### Required task
Without the pictures, copy the entries below word for word.

Collected data:
----
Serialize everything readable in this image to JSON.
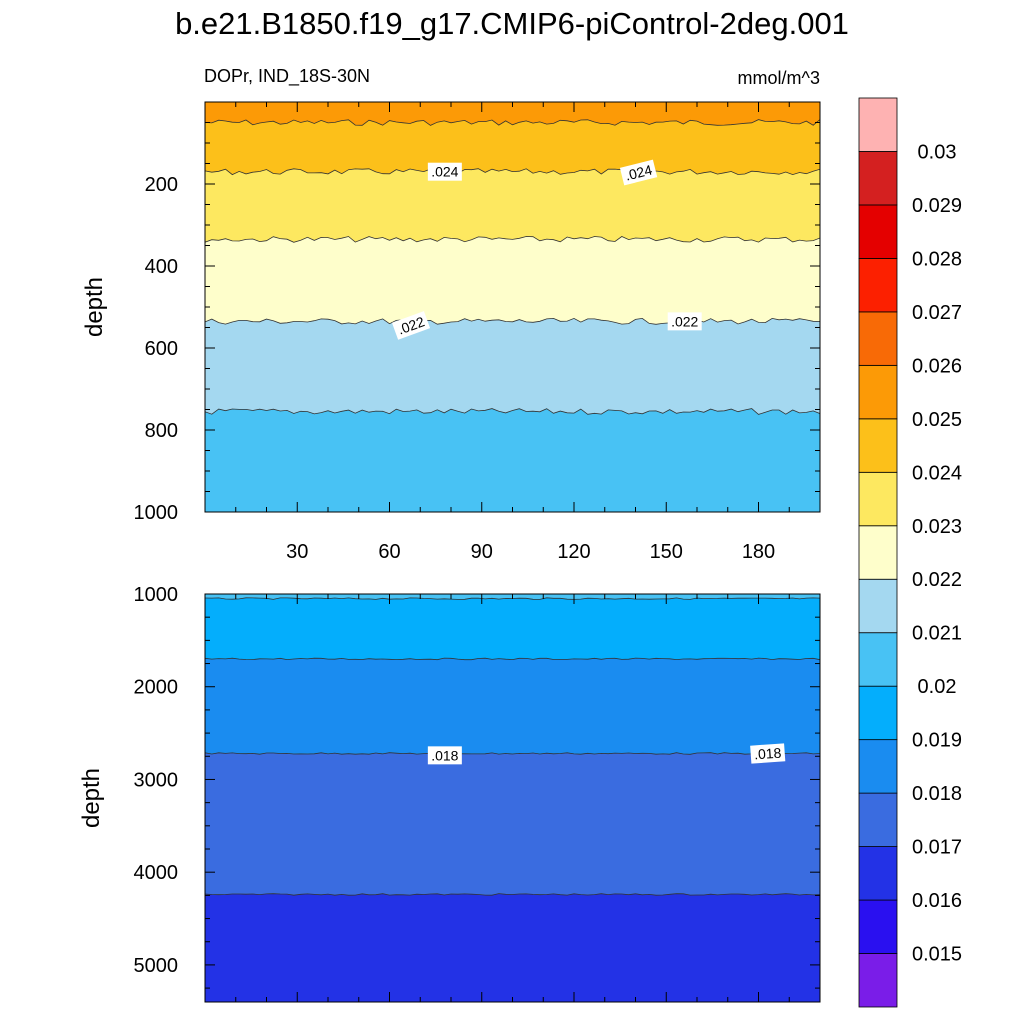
{
  "title": "b.e21.B1850.f19_g17.CMIP6-piControl-2deg.001",
  "chart_data": {
    "type": "contour",
    "subtitle_left": "DOPr, IND_18S-30N",
    "subtitle_right": "mmol/m^3",
    "ylabel": "depth",
    "colorbar": {
      "levels": [
        "0.015",
        "0.016",
        "0.017",
        "0.018",
        "0.019",
        "0.02",
        "0.021",
        "0.022",
        "0.023",
        "0.024",
        "0.025",
        "0.026",
        "0.027",
        "0.028",
        "0.029",
        "0.03"
      ],
      "colors": [
        "#7a1de8",
        "#2a10f0",
        "#2332e6",
        "#3a6ce0",
        "#1a8cf0",
        "#04aefc",
        "#48c2f4",
        "#a4d8f0",
        "#fefecb",
        "#fde860",
        "#fcc01a",
        "#fc9a06",
        "#f86a06",
        "#fc2000",
        "#e40000",
        "#d42020",
        "#feb2b2"
      ]
    },
    "panels": [
      {
        "name": "upper",
        "xlim": [
          0,
          200
        ],
        "ylim": [
          0,
          1000
        ],
        "x_ticks": [
          "30",
          "60",
          "90",
          "120",
          "150",
          "180"
        ],
        "y_ticks": [
          "200",
          "400",
          "600",
          "800",
          "1000"
        ],
        "bands": [
          {
            "from": 0,
            "to": 50,
            "color": "#fc9a06"
          },
          {
            "from": 50,
            "to": 170,
            "color": "#fcc01a"
          },
          {
            "from": 170,
            "to": 335,
            "color": "#fde860"
          },
          {
            "from": 335,
            "to": 535,
            "color": "#fefecb"
          },
          {
            "from": 535,
            "to": 755,
            "color": "#a4d8f0"
          },
          {
            "from": 755,
            "to": 1000,
            "color": "#48c2f4"
          }
        ],
        "contour_labels": [
          {
            "text": ".024",
            "x": 78,
            "y": 170,
            "angle": 0
          },
          {
            "text": ".024",
            "x": 141,
            "y": 172,
            "angle": -14
          },
          {
            "text": ".022",
            "x": 67,
            "y": 545,
            "angle": -20
          },
          {
            "text": ".022",
            "x": 156,
            "y": 535,
            "angle": 0
          }
        ]
      },
      {
        "name": "lower",
        "xlim": [
          0,
          200
        ],
        "ylim": [
          1000,
          5400
        ],
        "x_ticks": [],
        "y_ticks": [
          "1000",
          "2000",
          "3000",
          "4000",
          "5000"
        ],
        "bands": [
          {
            "from": 1000,
            "to": 1050,
            "color": "#48c2f4"
          },
          {
            "from": 1050,
            "to": 1700,
            "color": "#04aefc"
          },
          {
            "from": 1700,
            "to": 2720,
            "color": "#1a8cf0"
          },
          {
            "from": 2720,
            "to": 4240,
            "color": "#3a6ce0"
          },
          {
            "from": 4240,
            "to": 5400,
            "color": "#2332e6"
          }
        ],
        "contour_labels": [
          {
            "text": ".018",
            "x": 78,
            "y": 2740,
            "angle": 0
          },
          {
            "text": ".018",
            "x": 183,
            "y": 2720,
            "angle": -4
          }
        ]
      }
    ]
  }
}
----
### Response
Serialize everything readable in this image to JSON.
{
  "title": "b.e21.B1850.f19_g17.CMIP6-piControl-2deg.001",
  "chart_data": {
    "type": "contour",
    "subtitle_left": "DOPr, IND_18S-30N",
    "subtitle_right": "mmol/m^3",
    "ylabel": "depth",
    "colorbar": {
      "levels": [
        "0.015",
        "0.016",
        "0.017",
        "0.018",
        "0.019",
        "0.02",
        "0.021",
        "0.022",
        "0.023",
        "0.024",
        "0.025",
        "0.026",
        "0.027",
        "0.028",
        "0.029",
        "0.03"
      ],
      "colors": [
        "#7a1de8",
        "#2a10f0",
        "#2332e6",
        "#3a6ce0",
        "#1a8cf0",
        "#04aefc",
        "#48c2f4",
        "#a4d8f0",
        "#fefecb",
        "#fde860",
        "#fcc01a",
        "#fc9a06",
        "#f86a06",
        "#fc2000",
        "#e40000",
        "#d42020",
        "#feb2b2"
      ]
    },
    "panels": [
      {
        "name": "upper",
        "xlim": [
          0,
          200
        ],
        "ylim": [
          0,
          1000
        ],
        "x_ticks": [
          "30",
          "60",
          "90",
          "120",
          "150",
          "180"
        ],
        "y_ticks": [
          "200",
          "400",
          "600",
          "800",
          "1000"
        ],
        "bands": [
          {
            "from": 0,
            "to": 50,
            "color": "#fc9a06"
          },
          {
            "from": 50,
            "to": 170,
            "color": "#fcc01a"
          },
          {
            "from": 170,
            "to": 335,
            "color": "#fde860"
          },
          {
            "from": 335,
            "to": 535,
            "color": "#fefecb"
          },
          {
            "from": 535,
            "to": 755,
            "color": "#a4d8f0"
          },
          {
            "from": 755,
            "to": 1000,
            "color": "#48c2f4"
          }
        ],
        "contour_labels": [
          {
            "text": ".024",
            "x": 78,
            "y": 170,
            "angle": 0
          },
          {
            "text": ".024",
            "x": 141,
            "y": 172,
            "angle": -14
          },
          {
            "text": ".022",
            "x": 67,
            "y": 545,
            "angle": -20
          },
          {
            "text": ".022",
            "x": 156,
            "y": 535,
            "angle": 0
          }
        ]
      },
      {
        "name": "lower",
        "xlim": [
          0,
          200
        ],
        "ylim": [
          1000,
          5400
        ],
        "x_ticks": [],
        "y_ticks": [
          "1000",
          "2000",
          "3000",
          "4000",
          "5000"
        ],
        "bands": [
          {
            "from": 1000,
            "to": 1050,
            "color": "#48c2f4"
          },
          {
            "from": 1050,
            "to": 1700,
            "color": "#04aefc"
          },
          {
            "from": 1700,
            "to": 2720,
            "color": "#1a8cf0"
          },
          {
            "from": 2720,
            "to": 4240,
            "color": "#3a6ce0"
          },
          {
            "from": 4240,
            "to": 5400,
            "color": "#2332e6"
          }
        ],
        "contour_labels": [
          {
            "text": ".018",
            "x": 78,
            "y": 2740,
            "angle": 0
          },
          {
            "text": ".018",
            "x": 183,
            "y": 2720,
            "angle": -4
          }
        ]
      }
    ]
  }
}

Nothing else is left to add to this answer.